▶ _Stored items_:
▼
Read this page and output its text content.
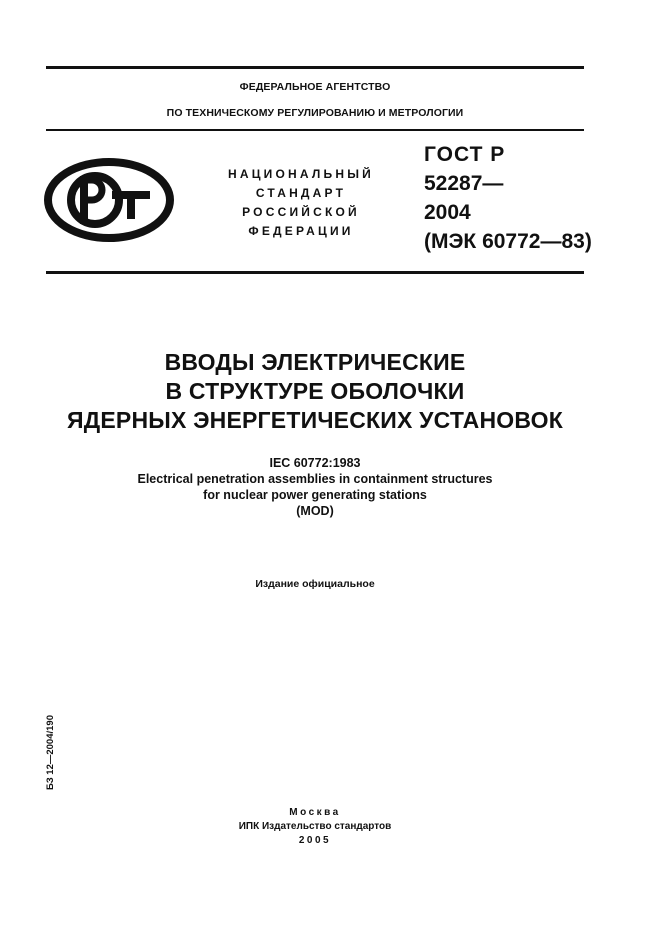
ФЕДЕРАЛЬНОЕ АГЕНТСТВО
ПО ТЕХНИЧЕСКОМУ РЕГУЛИРОВАНИЮ И МЕТРОЛОГИИ
НАЦИОНАЛЬНЫЙ
СТАНДАРТ
РОССИЙСКОЙ
ФЕДЕРАЦИИ
ГОСТ Р
52287—
2004
(МЭК 60772—83)
ВВОДЫ ЭЛЕКТРИЧЕСКИЕ
В СТРУКТУРЕ ОБОЛОЧКИ
ЯДЕРНЫХ ЭНЕРГЕТИЧЕСКИХ УСТАНОВОК
IEC 60772:1983
Electrical penetration assemblies in containment structures
for nuclear power generating stations
(MOD)
Издание официальное
БЗ 12—2004/190
Москва
ИПК Издательство стандартов
2005
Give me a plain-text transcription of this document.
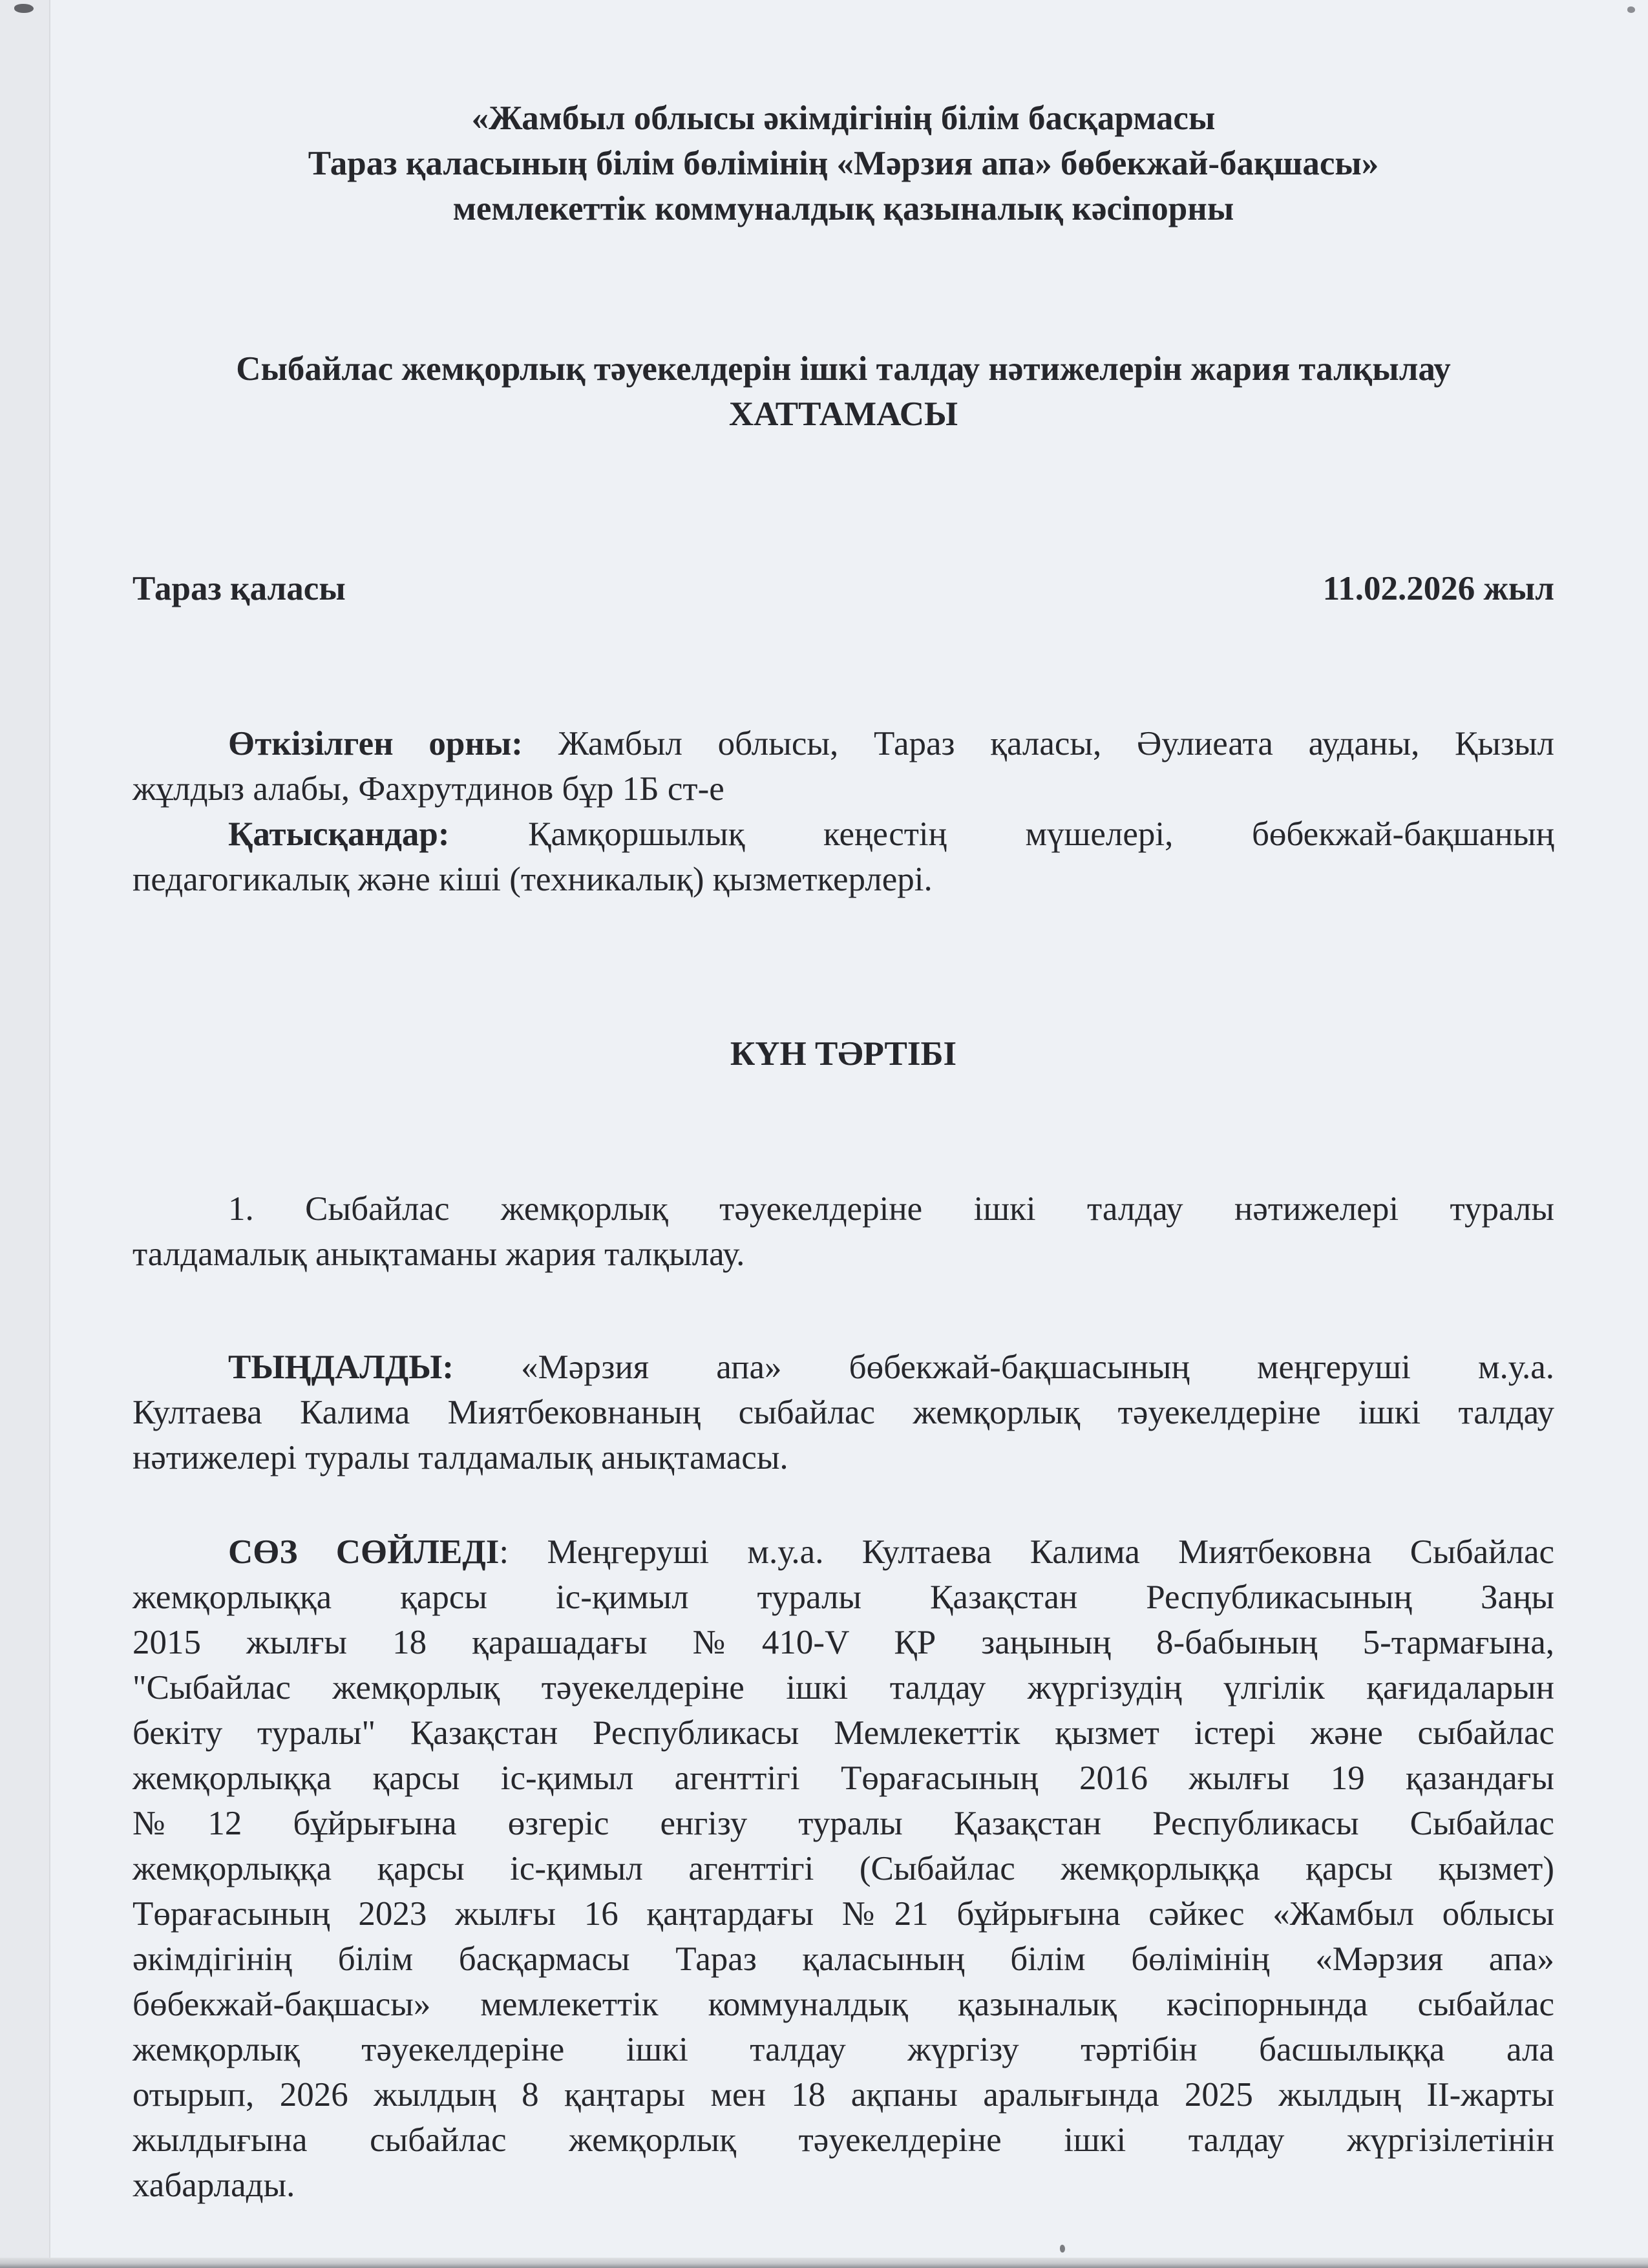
«Жамбыл облысы әкімдігінің білім басқармасы
Тараз қаласының білім бөлімінің «Мәрзия апа» бөбекжай-бақшасы»
мемлекеттік коммуналдық қазыналық кәсіпорны
Сыбайлас жемқорлық тәуекелдерін ішкі талдау нәтижелерін жария талқылау
ХАТТАМАСЫ
Тараз қаласы	11.02.2026 жыл
Өткізілген орны: Жамбыл облысы, Тараз қаласы, Әулиеата ауданы, Қызыл
жұлдыз алабы, Фахрутдинов бұр 1Б ст-е
Қатысқандар: Қамқоршылық кеңестің мүшелері, бөбекжай-бақшаның
педагогикалық және кіші (техникалық) қызметкерлері.
КҮН ТӘРТІБІ
1. Сыбайлас жемқорлық тәуекелдеріне ішкі талдау нәтижелері туралы
талдамалық анықтаманы жария талқылау.
ТЫҢДАЛДЫ: «Мәрзия апа» бөбекжай-бақшасының меңгеруші м.у.а.
Култаева Калима Миятбековнаның сыбайлас жемқорлық тәуекелдеріне ішкі талдау
нәтижелері туралы талдамалық анықтамасы.
СӨЗ СӨЙЛЕДІ: Меңгеруші м.у.а. Култаева Калима Миятбековна Сыбайлас
жемқорлыққа қарсы іс-қимыл туралы Қазақстан Республикасының Заңы
2015 жылғы 18 қарашадағы №410-V ҚР заңының 8-бабының 5-тармағына,
"Сыбайлас жемқорлық тәуекелдеріне ішкі талдау жүргізудің үлгілік қағидаларын
бекіту туралы" Қазақстан Республикасы Мемлекеттік қызмет істері және сыбайлас
жемқорлыққа қарсы іс-қимыл агенттігі Төрағасының 2016 жылғы 19 қазандағы
№12 бұйрығына өзгеріс енгізу туралы Қазақстан Республикасы Сыбайлас
жемқорлыққа қарсы іс-қимыл агенттігі (Сыбайлас жемқорлыққа қарсы қызмет)
Төрағасының 2023 жылғы 16 қаңтардағы №21 бұйрығына сәйкес «Жамбыл облысы
әкімдігінің білім басқармасы Тараз қаласының білім бөлімінің «Мәрзия апа»
бөбекжай-бақшасы» мемлекеттік коммуналдық қазыналық кәсіпорнында сыбайлас
жемқорлық тәуекелдеріне ішкі талдау жүргізу тәртібін басшылыққа ала
отырып, 2026 жылдың 8 қаңтары мен 18 ақпаны аралығында 2025 жылдың ІІ-жарты
жылдығына сыбайлас жемқорлық тәуекелдеріне ішкі талдау жүргізілетінін
хабарлады.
▲
▶ _PROMPT_: From the records given above, copy all lines containing "жемқорлыққа".

▶ _ANSWER TO THE TASK_:
жемқорлыққа қарсы іс-қимыл туралы Қазақстан Республикасының Заңы
жемқорлыққа қарсы іс-қимыл агенттігі Төрағасының 2016 жылғы 19 қазандағы
жемқорлыққа қарсы іс-қимыл агенттігі (Сыбайлас жемқорлыққа қарсы қызмет)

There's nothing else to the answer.